What to do: Scan the entries below for the word "implantoprotetyczne", then copy each line that holds it.

Supplied material:
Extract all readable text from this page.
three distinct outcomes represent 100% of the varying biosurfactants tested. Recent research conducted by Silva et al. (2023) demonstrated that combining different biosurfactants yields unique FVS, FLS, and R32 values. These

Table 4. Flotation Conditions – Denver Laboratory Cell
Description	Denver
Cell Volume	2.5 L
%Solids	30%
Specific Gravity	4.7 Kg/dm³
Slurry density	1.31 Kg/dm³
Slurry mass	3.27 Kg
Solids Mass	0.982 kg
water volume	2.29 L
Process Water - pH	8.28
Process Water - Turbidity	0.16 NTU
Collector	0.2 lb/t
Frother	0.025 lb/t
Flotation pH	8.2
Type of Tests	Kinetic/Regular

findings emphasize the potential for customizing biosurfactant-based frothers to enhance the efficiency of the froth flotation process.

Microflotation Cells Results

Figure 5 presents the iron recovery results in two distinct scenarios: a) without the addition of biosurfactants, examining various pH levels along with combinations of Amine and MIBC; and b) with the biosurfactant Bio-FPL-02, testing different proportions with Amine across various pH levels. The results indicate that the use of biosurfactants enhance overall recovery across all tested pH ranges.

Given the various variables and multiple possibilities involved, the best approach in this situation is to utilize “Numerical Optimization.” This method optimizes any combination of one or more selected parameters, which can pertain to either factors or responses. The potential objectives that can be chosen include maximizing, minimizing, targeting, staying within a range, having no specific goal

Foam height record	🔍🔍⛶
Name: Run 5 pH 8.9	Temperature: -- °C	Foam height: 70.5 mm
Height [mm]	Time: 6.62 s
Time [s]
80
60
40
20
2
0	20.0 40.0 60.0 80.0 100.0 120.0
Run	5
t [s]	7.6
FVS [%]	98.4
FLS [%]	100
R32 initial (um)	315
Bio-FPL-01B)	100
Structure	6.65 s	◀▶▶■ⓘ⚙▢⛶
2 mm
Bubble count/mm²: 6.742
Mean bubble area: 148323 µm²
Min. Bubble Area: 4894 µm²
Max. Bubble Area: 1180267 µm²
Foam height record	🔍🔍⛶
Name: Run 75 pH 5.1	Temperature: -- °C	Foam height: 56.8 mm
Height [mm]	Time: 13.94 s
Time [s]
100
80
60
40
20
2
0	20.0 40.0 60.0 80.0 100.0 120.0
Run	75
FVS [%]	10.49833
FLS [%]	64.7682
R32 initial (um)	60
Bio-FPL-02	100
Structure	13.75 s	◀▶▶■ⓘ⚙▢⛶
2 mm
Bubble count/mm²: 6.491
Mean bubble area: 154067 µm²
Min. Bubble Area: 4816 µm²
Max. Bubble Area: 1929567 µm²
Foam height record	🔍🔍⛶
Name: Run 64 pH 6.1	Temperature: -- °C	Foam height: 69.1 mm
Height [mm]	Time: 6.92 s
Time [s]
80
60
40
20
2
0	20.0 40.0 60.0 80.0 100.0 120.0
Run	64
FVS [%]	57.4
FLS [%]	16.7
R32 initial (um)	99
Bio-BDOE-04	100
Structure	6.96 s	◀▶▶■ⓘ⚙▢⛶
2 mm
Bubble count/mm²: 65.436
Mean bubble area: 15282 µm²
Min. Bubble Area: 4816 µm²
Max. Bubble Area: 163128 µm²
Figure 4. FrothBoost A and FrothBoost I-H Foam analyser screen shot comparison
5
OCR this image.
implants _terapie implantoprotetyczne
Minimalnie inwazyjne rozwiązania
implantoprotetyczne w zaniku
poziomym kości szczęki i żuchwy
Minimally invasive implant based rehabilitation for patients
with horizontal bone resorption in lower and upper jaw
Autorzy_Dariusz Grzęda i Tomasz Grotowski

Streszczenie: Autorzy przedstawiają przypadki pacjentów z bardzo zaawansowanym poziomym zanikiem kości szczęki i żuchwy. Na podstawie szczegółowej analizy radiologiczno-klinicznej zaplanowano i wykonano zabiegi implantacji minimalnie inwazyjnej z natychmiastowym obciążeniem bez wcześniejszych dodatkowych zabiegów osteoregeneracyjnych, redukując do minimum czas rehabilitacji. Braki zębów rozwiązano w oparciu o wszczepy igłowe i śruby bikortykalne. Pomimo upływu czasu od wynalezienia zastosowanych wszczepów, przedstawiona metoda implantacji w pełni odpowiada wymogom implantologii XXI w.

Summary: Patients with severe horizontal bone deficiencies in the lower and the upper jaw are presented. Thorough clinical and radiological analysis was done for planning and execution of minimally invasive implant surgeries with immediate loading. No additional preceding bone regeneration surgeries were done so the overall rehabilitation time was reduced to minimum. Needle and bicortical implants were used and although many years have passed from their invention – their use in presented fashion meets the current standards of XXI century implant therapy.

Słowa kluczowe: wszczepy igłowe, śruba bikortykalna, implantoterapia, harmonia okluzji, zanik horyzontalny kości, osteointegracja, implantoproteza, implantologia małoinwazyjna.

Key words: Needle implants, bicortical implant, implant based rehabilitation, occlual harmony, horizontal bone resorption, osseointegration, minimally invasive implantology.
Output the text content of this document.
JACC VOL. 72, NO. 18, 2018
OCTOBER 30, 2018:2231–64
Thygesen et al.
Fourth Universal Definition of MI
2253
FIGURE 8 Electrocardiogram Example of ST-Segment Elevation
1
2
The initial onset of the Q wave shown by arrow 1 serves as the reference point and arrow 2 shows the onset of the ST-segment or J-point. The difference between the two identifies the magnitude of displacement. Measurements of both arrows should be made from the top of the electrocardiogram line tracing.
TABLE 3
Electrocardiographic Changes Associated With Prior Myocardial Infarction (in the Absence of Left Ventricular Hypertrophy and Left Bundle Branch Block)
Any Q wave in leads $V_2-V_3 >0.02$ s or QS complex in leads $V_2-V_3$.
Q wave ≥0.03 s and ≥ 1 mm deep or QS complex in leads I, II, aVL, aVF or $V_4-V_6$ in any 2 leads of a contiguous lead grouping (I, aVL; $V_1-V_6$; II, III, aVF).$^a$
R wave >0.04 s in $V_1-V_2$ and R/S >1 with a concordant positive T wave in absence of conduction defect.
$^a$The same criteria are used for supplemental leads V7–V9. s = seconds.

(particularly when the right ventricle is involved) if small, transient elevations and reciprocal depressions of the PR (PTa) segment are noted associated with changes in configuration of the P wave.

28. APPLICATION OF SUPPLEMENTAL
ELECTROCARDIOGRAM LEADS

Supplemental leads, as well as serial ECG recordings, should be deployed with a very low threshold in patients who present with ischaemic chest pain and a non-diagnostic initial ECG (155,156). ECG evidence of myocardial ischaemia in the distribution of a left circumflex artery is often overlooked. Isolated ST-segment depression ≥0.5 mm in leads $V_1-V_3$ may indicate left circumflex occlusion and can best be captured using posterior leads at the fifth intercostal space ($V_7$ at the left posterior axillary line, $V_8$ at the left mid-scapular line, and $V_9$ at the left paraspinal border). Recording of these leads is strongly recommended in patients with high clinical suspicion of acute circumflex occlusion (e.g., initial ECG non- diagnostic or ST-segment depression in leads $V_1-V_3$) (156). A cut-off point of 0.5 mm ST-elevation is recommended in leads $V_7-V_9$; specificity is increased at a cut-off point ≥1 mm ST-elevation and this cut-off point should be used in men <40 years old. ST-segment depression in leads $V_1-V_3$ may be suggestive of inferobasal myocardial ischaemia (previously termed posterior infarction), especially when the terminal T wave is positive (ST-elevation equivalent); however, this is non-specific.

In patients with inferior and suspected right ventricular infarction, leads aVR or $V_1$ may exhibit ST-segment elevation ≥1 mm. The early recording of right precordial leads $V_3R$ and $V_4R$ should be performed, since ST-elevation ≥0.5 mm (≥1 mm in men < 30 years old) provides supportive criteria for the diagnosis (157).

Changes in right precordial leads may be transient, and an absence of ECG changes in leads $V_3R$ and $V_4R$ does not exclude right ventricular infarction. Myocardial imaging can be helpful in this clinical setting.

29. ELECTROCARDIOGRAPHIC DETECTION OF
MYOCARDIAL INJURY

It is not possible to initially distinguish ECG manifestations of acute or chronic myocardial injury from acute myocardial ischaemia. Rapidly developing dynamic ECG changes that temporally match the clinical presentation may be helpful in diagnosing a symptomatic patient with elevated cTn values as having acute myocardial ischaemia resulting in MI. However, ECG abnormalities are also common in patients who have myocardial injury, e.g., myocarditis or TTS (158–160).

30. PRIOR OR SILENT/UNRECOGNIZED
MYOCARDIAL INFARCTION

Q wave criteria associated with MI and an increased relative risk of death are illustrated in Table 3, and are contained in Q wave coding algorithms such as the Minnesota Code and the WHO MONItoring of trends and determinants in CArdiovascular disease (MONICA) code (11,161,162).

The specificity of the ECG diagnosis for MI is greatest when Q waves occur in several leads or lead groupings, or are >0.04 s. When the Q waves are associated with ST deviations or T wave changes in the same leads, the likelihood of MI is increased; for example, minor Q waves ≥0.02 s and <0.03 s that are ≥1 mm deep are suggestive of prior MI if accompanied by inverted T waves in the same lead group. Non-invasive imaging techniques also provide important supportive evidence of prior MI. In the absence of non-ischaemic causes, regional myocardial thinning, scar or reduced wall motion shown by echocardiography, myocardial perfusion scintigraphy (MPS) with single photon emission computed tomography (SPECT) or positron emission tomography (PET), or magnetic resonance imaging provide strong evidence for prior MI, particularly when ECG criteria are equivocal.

Result:
implants _terapie implantoprotetyczne
implantoprotetyczne w zaniku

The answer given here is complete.